* _WRITTEN EXERCISE_: Copy every record below, exactly as written.

* _EXTRACTED MATERIAL_:
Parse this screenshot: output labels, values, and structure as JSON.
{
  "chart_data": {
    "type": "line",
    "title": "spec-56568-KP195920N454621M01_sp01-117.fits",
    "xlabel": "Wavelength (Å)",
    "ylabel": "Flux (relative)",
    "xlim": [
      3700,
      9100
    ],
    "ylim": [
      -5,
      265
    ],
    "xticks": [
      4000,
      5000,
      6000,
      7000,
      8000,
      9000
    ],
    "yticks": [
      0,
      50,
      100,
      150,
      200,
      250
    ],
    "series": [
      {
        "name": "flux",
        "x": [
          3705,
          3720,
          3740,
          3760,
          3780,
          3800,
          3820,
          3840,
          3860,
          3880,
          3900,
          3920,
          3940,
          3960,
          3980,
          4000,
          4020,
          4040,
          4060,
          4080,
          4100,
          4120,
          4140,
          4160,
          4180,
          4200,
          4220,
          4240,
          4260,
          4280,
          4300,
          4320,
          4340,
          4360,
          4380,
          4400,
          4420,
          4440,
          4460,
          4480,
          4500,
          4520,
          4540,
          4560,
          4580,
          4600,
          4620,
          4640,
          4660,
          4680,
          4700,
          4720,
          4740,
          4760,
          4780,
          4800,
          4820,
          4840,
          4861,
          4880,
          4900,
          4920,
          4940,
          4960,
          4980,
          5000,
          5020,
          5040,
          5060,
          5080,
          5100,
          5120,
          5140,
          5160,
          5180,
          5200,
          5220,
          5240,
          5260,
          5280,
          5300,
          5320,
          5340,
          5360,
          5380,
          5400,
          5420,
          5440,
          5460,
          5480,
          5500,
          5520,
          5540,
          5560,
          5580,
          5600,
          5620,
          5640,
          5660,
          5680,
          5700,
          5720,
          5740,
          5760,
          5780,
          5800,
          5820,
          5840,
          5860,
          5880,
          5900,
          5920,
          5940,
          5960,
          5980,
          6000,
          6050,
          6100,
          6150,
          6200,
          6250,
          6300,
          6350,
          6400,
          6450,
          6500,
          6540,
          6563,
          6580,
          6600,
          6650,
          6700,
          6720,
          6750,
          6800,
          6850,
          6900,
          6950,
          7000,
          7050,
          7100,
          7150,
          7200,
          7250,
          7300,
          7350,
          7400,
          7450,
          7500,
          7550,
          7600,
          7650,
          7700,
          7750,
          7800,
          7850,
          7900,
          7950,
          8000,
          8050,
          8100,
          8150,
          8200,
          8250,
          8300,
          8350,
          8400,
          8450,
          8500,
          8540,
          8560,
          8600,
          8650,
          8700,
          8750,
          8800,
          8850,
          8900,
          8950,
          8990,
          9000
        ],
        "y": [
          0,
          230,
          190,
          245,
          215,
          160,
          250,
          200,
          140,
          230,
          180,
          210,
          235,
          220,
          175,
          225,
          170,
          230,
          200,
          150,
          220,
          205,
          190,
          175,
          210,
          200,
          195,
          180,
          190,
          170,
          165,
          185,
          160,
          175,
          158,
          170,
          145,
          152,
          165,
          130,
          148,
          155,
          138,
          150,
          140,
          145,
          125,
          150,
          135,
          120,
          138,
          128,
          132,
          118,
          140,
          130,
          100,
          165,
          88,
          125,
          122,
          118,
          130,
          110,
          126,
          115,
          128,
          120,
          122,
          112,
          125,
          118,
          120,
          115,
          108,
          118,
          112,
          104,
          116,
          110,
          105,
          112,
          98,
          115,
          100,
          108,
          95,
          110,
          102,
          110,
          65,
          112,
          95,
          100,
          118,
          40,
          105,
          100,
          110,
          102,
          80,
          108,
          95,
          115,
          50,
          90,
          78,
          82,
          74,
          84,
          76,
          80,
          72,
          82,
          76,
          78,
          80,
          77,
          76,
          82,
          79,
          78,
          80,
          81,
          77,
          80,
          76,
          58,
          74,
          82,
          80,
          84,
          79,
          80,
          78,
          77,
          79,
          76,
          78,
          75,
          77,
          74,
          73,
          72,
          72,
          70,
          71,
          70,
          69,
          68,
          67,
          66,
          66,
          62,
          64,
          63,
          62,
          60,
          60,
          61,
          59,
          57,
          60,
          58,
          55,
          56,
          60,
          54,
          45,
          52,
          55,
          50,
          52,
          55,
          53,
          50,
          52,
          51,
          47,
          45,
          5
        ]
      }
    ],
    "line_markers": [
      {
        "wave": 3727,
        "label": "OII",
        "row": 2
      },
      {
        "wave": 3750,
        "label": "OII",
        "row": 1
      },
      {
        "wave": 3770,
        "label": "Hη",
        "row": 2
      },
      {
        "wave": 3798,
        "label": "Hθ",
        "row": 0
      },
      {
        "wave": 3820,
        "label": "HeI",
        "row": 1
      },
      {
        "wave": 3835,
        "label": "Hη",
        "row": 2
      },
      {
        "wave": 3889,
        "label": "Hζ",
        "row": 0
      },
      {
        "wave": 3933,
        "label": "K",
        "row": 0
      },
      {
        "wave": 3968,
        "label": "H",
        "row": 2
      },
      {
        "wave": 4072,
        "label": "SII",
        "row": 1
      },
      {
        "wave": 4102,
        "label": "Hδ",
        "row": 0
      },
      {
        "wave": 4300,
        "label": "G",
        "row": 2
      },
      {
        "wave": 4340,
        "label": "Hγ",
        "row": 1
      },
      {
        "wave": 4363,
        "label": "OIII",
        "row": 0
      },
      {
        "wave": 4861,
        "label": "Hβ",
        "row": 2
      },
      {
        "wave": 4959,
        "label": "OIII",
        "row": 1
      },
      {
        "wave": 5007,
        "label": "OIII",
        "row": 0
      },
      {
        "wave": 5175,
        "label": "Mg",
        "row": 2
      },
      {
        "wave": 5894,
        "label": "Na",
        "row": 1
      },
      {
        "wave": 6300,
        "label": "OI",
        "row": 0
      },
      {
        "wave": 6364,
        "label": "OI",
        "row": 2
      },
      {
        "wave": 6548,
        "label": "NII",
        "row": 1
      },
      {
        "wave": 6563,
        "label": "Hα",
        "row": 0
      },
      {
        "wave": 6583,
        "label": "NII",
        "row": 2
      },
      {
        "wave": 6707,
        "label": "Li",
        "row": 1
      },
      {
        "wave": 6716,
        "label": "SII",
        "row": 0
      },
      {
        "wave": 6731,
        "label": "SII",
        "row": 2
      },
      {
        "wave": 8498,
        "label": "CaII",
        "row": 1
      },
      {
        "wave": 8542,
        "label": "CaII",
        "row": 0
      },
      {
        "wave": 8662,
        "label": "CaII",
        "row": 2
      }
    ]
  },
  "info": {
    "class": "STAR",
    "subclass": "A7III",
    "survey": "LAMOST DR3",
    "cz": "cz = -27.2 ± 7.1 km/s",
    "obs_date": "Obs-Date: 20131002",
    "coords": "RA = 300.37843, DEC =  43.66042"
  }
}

* _WRITTEN REPLY_:
Parse this screenshot: output labels, values, and structure as JSON.
{
  "chart_data": {
    "type": "line",
    "title": "spec-56568-KP195920N454621M01_sp01-117.fits",
    "xlabel": "Wavelength (Å)",
    "ylabel": "Flux (relative)",
    "xlim": [
      3700,
      9100
    ],
    "ylim": [
      -5,
      265
    ],
    "xticks": [
      4000,
      5000,
      6000,
      7000,
      8000,
      9000
    ],
    "yticks": [
      0,
      50,
      100,
      150,
      200,
      250
    ],
    "series": [
      {
        "name": "flux",
        "x": [
          3705,
          3720,
          3740,
          3760,
          3780,
          3800,
          3820,
          3840,
          3860,
          3880,
          3900,
          3920,
          3940,
          3960,
          3980,
          4000,
          4020,
          4040,
          4060,
          4080,
          4100,
          4120,
          4140,
          4160,
          4180,
          4200,
          4220,
          4240,
          4260,
          4280,
          4300,
          4320,
          4340,
          4360,
          4380,
          4400,
          4420,
          4440,
          4460,
          4480,
          4500,
          4520,
          4540,
          4560,
          4580,
          4600,
          4620,
          4640,
          4660,
          4680,
          4700,
          4720,
          4740,
          4760,
          4780,
          4800,
          4820,
          4840,
          4861,
          4880,
          4900,
          4920,
          4940,
          4960,
          4980,
          5000,
          5020,
          5040,
          5060,
          5080,
          5100,
          5120,
          5140,
          5160,
          5180,
          5200,
          5220,
          5240,
          5260,
          5280,
          5300,
          5320,
          5340,
          5360,
          5380,
          5400,
          5420,
          5440,
          5460,
          5480,
          5500,
          5520,
          5540,
          5560,
          5580,
          5600,
          5620,
          5640,
          5660,
          5680,
          5700,
          5720,
          5740,
          5760,
          5780,
          5800,
          5820,
          5840,
          5860,
          5880,
          5900,
          5920,
          5940,
          5960,
          5980,
          6000,
          6050,
          6100,
          6150,
          6200,
          6250,
          6300,
          6350,
          6400,
          6450,
          6500,
          6540,
          6563,
          6580,
          6600,
          6650,
          6700,
          6720,
          6750,
          6800,
          6850,
          6900,
          6950,
          7000,
          7050,
          7100,
          7150,
          7200,
          7250,
          7300,
          7350,
          7400,
          7450,
          7500,
          7550,
          7600,
          7650,
          7700,
          7750,
          7800,
          7850,
          7900,
          7950,
          8000,
          8050,
          8100,
          8150,
          8200,
          8250,
          8300,
          8350,
          8400,
          8450,
          8500,
          8540,
          8560,
          8600,
          8650,
          8700,
          8750,
          8800,
          8850,
          8900,
          8950,
          8990,
          9000
        ],
        "y": [
          0,
          230,
          190,
          245,
          215,
          160,
          250,
          200,
          140,
          230,
          180,
          210,
          235,
          220,
          175,
          225,
          170,
          230,
          200,
          150,
          220,
          205,
          190,
          175,
          210,
          200,
          195,
          180,
          190,
          170,
          165,
          185,
          160,
          175,
          158,
          170,
          145,
          152,
          165,
          130,
          148,
          155,
          138,
          150,
          140,
          145,
          125,
          150,
          135,
          120,
          138,
          128,
          132,
          118,
          140,
          130,
          100,
          165,
          88,
          125,
          122,
          118,
          130,
          110,
          126,
          115,
          128,
          120,
          122,
          112,
          125,
          118,
          120,
          115,
          108,
          118,
          112,
          104,
          116,
          110,
          105,
          112,
          98,
          115,
          100,
          108,
          95,
          110,
          102,
          110,
          65,
          112,
          95,
          100,
          118,
          40,
          105,
          100,
          110,
          102,
          80,
          108,
          95,
          115,
          50,
          90,
          78,
          82,
          74,
          84,
          76,
          80,
          72,
          82,
          76,
          78,
          80,
          77,
          76,
          82,
          79,
          78,
          80,
          81,
          77,
          80,
          76,
          58,
          74,
          82,
          80,
          84,
          79,
          80,
          78,
          77,
          79,
          76,
          78,
          75,
          77,
          74,
          73,
          72,
          72,
          70,
          71,
          70,
          69,
          68,
          67,
          66,
          66,
          62,
          64,
          63,
          62,
          60,
          60,
          61,
          59,
          57,
          60,
          58,
          55,
          56,
          60,
          54,
          45,
          52,
          55,
          50,
          52,
          55,
          53,
          50,
          52,
          51,
          47,
          45,
          5
        ]
      }
    ],
    "line_markers": [
      {
        "wave": 3727,
        "label": "OII",
        "row": 2
      },
      {
        "wave": 3750,
        "label": "OII",
        "row": 1
      },
      {
        "wave": 3770,
        "label": "Hη",
        "row": 2
      },
      {
        "wave": 3798,
        "label": "Hθ",
        "row": 0
      },
      {
        "wave": 3820,
        "label": "HeI",
        "row": 1
      },
      {
        "wave": 3835,
        "label": "Hη",
        "row": 2
      },
      {
        "wave": 3889,
        "label": "Hζ",
        "row": 0
      },
      {
        "wave": 3933,
        "label": "K",
        "row": 0
      },
      {
        "wave": 3968,
        "label": "H",
        "row": 2
      },
      {
        "wave": 4072,
        "label": "SII",
        "row": 1
      },
      {
        "wave": 4102,
        "label": "Hδ",
        "row": 0
      },
      {
        "wave": 4300,
        "label": "G",
        "row": 2
      },
      {
        "wave": 4340,
        "label": "Hγ",
        "row": 1
      },
      {
        "wave": 4363,
        "label": "OIII",
        "row": 0
      },
      {
        "wave": 4861,
        "label": "Hβ",
        "row": 2
      },
      {
        "wave": 4959,
        "label": "OIII",
        "row": 1
      },
      {
        "wave": 5007,
        "label": "OIII",
        "row": 0
      },
      {
        "wave": 5175,
        "label": "Mg",
        "row": 2
      },
      {
        "wave": 5894,
        "label": "Na",
        "row": 1
      },
      {
        "wave": 6300,
        "label": "OI",
        "row": 0
      },
      {
        "wave": 6364,
        "label": "OI",
        "row": 2
      },
      {
        "wave": 6548,
        "label": "NII",
        "row": 1
      },
      {
        "wave": 6563,
        "label": "Hα",
        "row": 0
      },
      {
        "wave": 6583,
        "label": "NII",
        "row": 2
      },
      {
        "wave": 6707,
        "label": "Li",
        "row": 1
      },
      {
        "wave": 6716,
        "label": "SII",
        "row": 0
      },
      {
        "wave": 6731,
        "label": "SII",
        "row": 2
      },
      {
        "wave": 8498,
        "label": "CaII",
        "row": 1
      },
      {
        "wave": 8542,
        "label": "CaII",
        "row": 0
      },
      {
        "wave": 8662,
        "label": "CaII",
        "row": 2
      }
    ]
  },
  "info": {
    "class": "STAR",
    "subclass": "A7III",
    "survey": "LAMOST DR3",
    "cz": "cz = -27.2 ± 7.1 km/s",
    "obs_date": "Obs-Date: 20131002",
    "coords": "RA = 300.37843, DEC =  43.66042"
  }
}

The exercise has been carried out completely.